-- Work to complete --
Restate the whole listing word for word. Pictures are left out.

(Dataset rows about figures)

"""

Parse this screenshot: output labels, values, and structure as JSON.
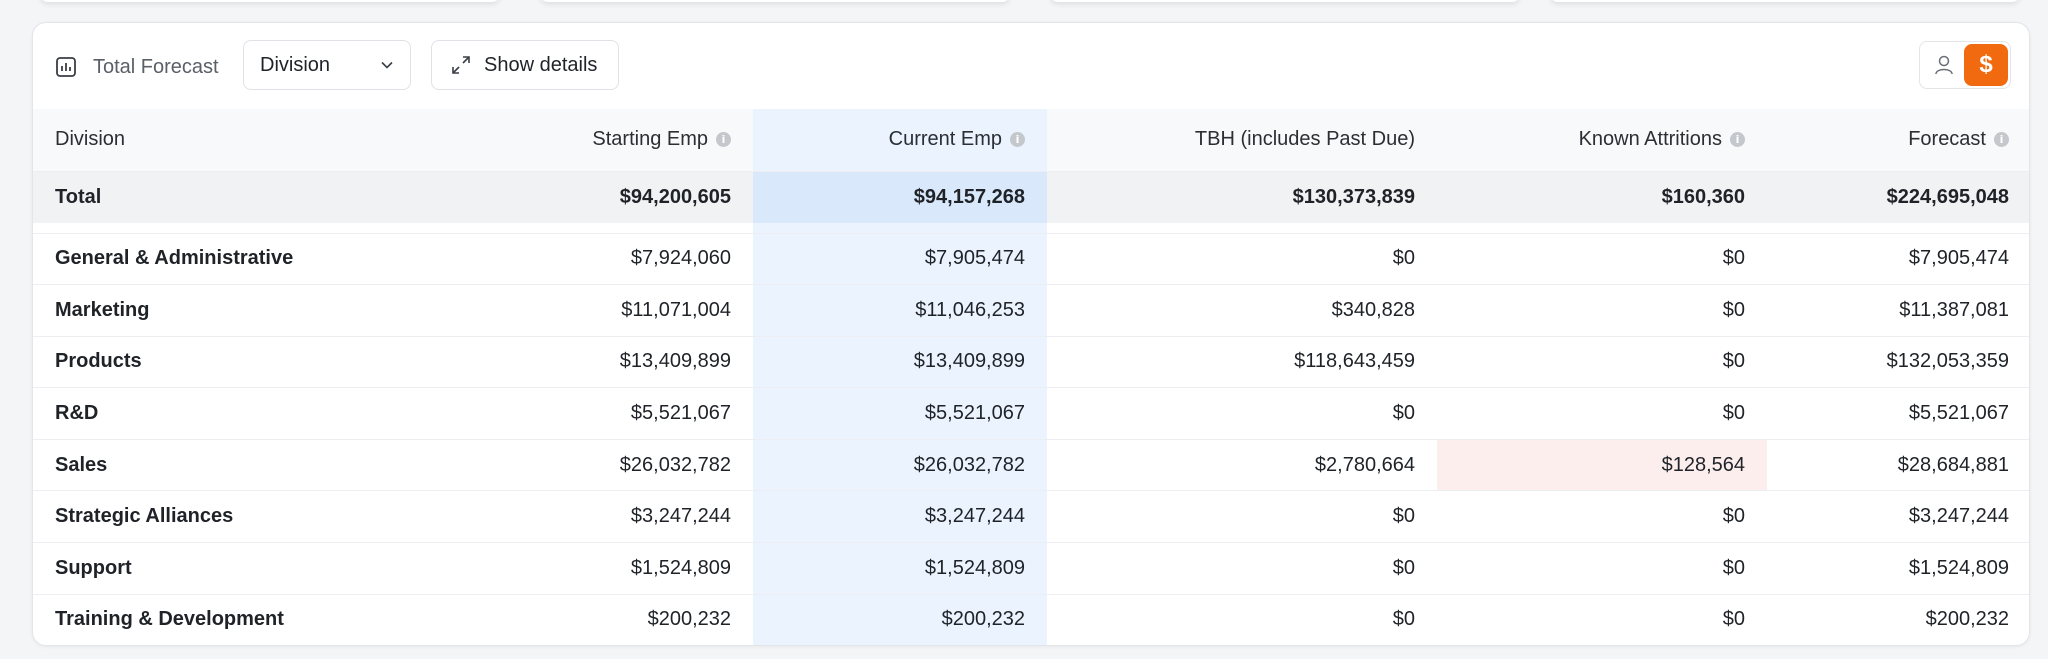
{
  "toolbar": {
    "title": "Total Forecast",
    "group_by_value": "Division",
    "details_label": "Show details",
    "view_toggle": {
      "person_icon": "person-icon",
      "dollar_label": "$",
      "active": "dollar",
      "accent_color": "#f26a10"
    }
  },
  "table": {
    "columns": [
      "Division",
      "Starting Emp",
      "Current Emp",
      "TBH (includes Past Due)",
      "Known Attritions",
      "Forecast"
    ],
    "total": {
      "label": "Total",
      "starting_emp": "$94,200,605",
      "current_emp": "$94,157,268",
      "tbh": "$130,373,839",
      "known_attritions": "$160,360",
      "forecast": "$224,695,048"
    },
    "rows": [
      {
        "division": "General & Administrative",
        "starting_emp": "$7,924,060",
        "current_emp": "$7,905,474",
        "tbh": "$0",
        "known_attritions": "$0",
        "forecast": "$7,905,474"
      },
      {
        "division": "Marketing",
        "starting_emp": "$11,071,004",
        "current_emp": "$11,046,253",
        "tbh": "$340,828",
        "known_attritions": "$0",
        "forecast": "$11,387,081"
      },
      {
        "division": "Products",
        "starting_emp": "$13,409,899",
        "current_emp": "$13,409,899",
        "tbh": "$118,643,459",
        "known_attritions": "$0",
        "forecast": "$132,053,359"
      },
      {
        "division": "R&D",
        "starting_emp": "$5,521,067",
        "current_emp": "$5,521,067",
        "tbh": "$0",
        "known_attritions": "$0",
        "forecast": "$5,521,067"
      },
      {
        "division": "Sales",
        "starting_emp": "$26,032,782",
        "current_emp": "$26,032,782",
        "tbh": "$2,780,664",
        "known_attritions": "$128,564",
        "forecast": "$28,684,881"
      },
      {
        "division": "Strategic Alliances",
        "starting_emp": "$3,247,244",
        "current_emp": "$3,247,244",
        "tbh": "$0",
        "known_attritions": "$0",
        "forecast": "$3,247,244"
      },
      {
        "division": "Support",
        "starting_emp": "$1,524,809",
        "current_emp": "$1,524,809",
        "tbh": "$0",
        "known_attritions": "$0",
        "forecast": "$1,524,809"
      },
      {
        "division": "Training & Development",
        "starting_emp": "$200,232",
        "current_emp": "$200,232",
        "tbh": "$0",
        "known_attritions": "$0",
        "forecast": "$200,232"
      }
    ]
  },
  "colors": {
    "current_emp_highlight": "#eaf3fe",
    "total_current_highlight": "#d9e8fb",
    "attrition_highlight": "#fdeeee"
  }
}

"""

-- Answer --
Parse this screenshot: output labels, values, and structure as JSON.
{
  "toolbar": {
    "title": "Total Forecast",
    "group_by_value": "Division",
    "details_label": "Show details",
    "view_toggle": {
      "person_icon": "person-icon",
      "dollar_label": "$",
      "active": "dollar",
      "accent_color": "#f26a10"
    }
  },
  "table": {
    "columns": [
      "Division",
      "Starting Emp",
      "Current Emp",
      "TBH (includes Past Due)",
      "Known Attritions",
      "Forecast"
    ],
    "total": {
      "label": "Total",
      "starting_emp": "$94,200,605",
      "current_emp": "$94,157,268",
      "tbh": "$130,373,839",
      "known_attritions": "$160,360",
      "forecast": "$224,695,048"
    },
    "rows": [
      {
        "division": "General & Administrative",
        "starting_emp": "$7,924,060",
        "current_emp": "$7,905,474",
        "tbh": "$0",
        "known_attritions": "$0",
        "forecast": "$7,905,474"
      },
      {
        "division": "Marketing",
        "starting_emp": "$11,071,004",
        "current_emp": "$11,046,253",
        "tbh": "$340,828",
        "known_attritions": "$0",
        "forecast": "$11,387,081"
      },
      {
        "division": "Products",
        "starting_emp": "$13,409,899",
        "current_emp": "$13,409,899",
        "tbh": "$118,643,459",
        "known_attritions": "$0",
        "forecast": "$132,053,359"
      },
      {
        "division": "R&D",
        "starting_emp": "$5,521,067",
        "current_emp": "$5,521,067",
        "tbh": "$0",
        "known_attritions": "$0",
        "forecast": "$5,521,067"
      },
      {
        "division": "Sales",
        "starting_emp": "$26,032,782",
        "current_emp": "$26,032,782",
        "tbh": "$2,780,664",
        "known_attritions": "$128,564",
        "forecast": "$28,684,881"
      },
      {
        "division": "Strategic Alliances",
        "starting_emp": "$3,247,244",
        "current_emp": "$3,247,244",
        "tbh": "$0",
        "known_attritions": "$0",
        "forecast": "$3,247,244"
      },
      {
        "division": "Support",
        "starting_emp": "$1,524,809",
        "current_emp": "$1,524,809",
        "tbh": "$0",
        "known_attritions": "$0",
        "forecast": "$1,524,809"
      },
      {
        "division": "Training & Development",
        "starting_emp": "$200,232",
        "current_emp": "$200,232",
        "tbh": "$0",
        "known_attritions": "$0",
        "forecast": "$200,232"
      }
    ]
  },
  "colors": {
    "current_emp_highlight": "#eaf3fe",
    "total_current_highlight": "#d9e8fb",
    "attrition_highlight": "#fdeeee"
  }
}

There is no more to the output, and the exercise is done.